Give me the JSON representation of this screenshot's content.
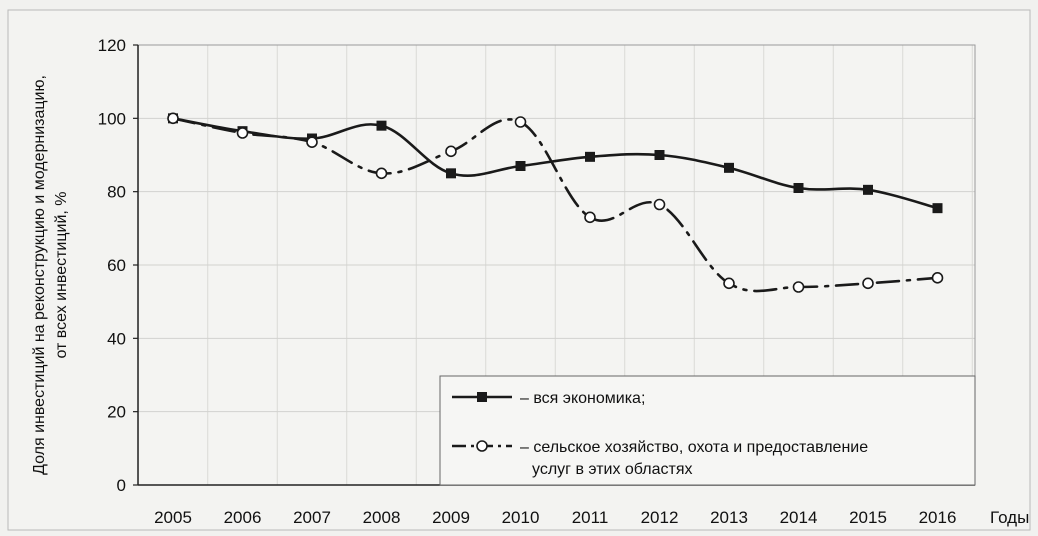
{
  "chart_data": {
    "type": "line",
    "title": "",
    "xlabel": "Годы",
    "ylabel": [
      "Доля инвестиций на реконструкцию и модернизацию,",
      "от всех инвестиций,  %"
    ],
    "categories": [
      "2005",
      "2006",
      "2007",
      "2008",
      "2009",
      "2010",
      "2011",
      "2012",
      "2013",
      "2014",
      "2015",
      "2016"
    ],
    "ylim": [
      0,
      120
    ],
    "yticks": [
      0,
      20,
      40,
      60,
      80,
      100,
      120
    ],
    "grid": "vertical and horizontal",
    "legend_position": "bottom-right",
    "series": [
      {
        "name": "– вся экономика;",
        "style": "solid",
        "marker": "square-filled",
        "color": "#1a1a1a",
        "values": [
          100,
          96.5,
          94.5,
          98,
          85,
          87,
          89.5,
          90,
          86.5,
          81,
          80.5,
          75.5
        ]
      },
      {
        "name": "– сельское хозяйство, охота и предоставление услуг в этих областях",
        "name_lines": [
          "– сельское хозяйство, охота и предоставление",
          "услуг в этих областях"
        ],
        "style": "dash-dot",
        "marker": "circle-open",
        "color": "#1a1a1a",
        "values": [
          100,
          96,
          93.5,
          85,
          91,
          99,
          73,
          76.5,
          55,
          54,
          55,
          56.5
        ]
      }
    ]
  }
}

========================================================================

Write out each entry exactly as given, but skip the pictures.

# Full output
Give me the JSON representation of this screenshot's content.
{
  "chart_data": {
    "type": "line",
    "title": "",
    "xlabel": "Годы",
    "ylabel": [
      "Доля инвестиций на реконструкцию и модернизацию,",
      "от всех инвестиций,  %"
    ],
    "categories": [
      "2005",
      "2006",
      "2007",
      "2008",
      "2009",
      "2010",
      "2011",
      "2012",
      "2013",
      "2014",
      "2015",
      "2016"
    ],
    "ylim": [
      0,
      120
    ],
    "yticks": [
      0,
      20,
      40,
      60,
      80,
      100,
      120
    ],
    "grid": "vertical and horizontal",
    "legend_position": "bottom-right",
    "series": [
      {
        "name": "– вся экономика;",
        "style": "solid",
        "marker": "square-filled",
        "color": "#1a1a1a",
        "values": [
          100,
          96.5,
          94.5,
          98,
          85,
          87,
          89.5,
          90,
          86.5,
          81,
          80.5,
          75.5
        ]
      },
      {
        "name": "– сельское хозяйство, охота и предоставление услуг в этих областях",
        "name_lines": [
          "– сельское хозяйство, охота и предоставление",
          "услуг в этих областях"
        ],
        "style": "dash-dot",
        "marker": "circle-open",
        "color": "#1a1a1a",
        "values": [
          100,
          96,
          93.5,
          85,
          91,
          99,
          73,
          76.5,
          55,
          54,
          55,
          56.5
        ]
      }
    ]
  }
}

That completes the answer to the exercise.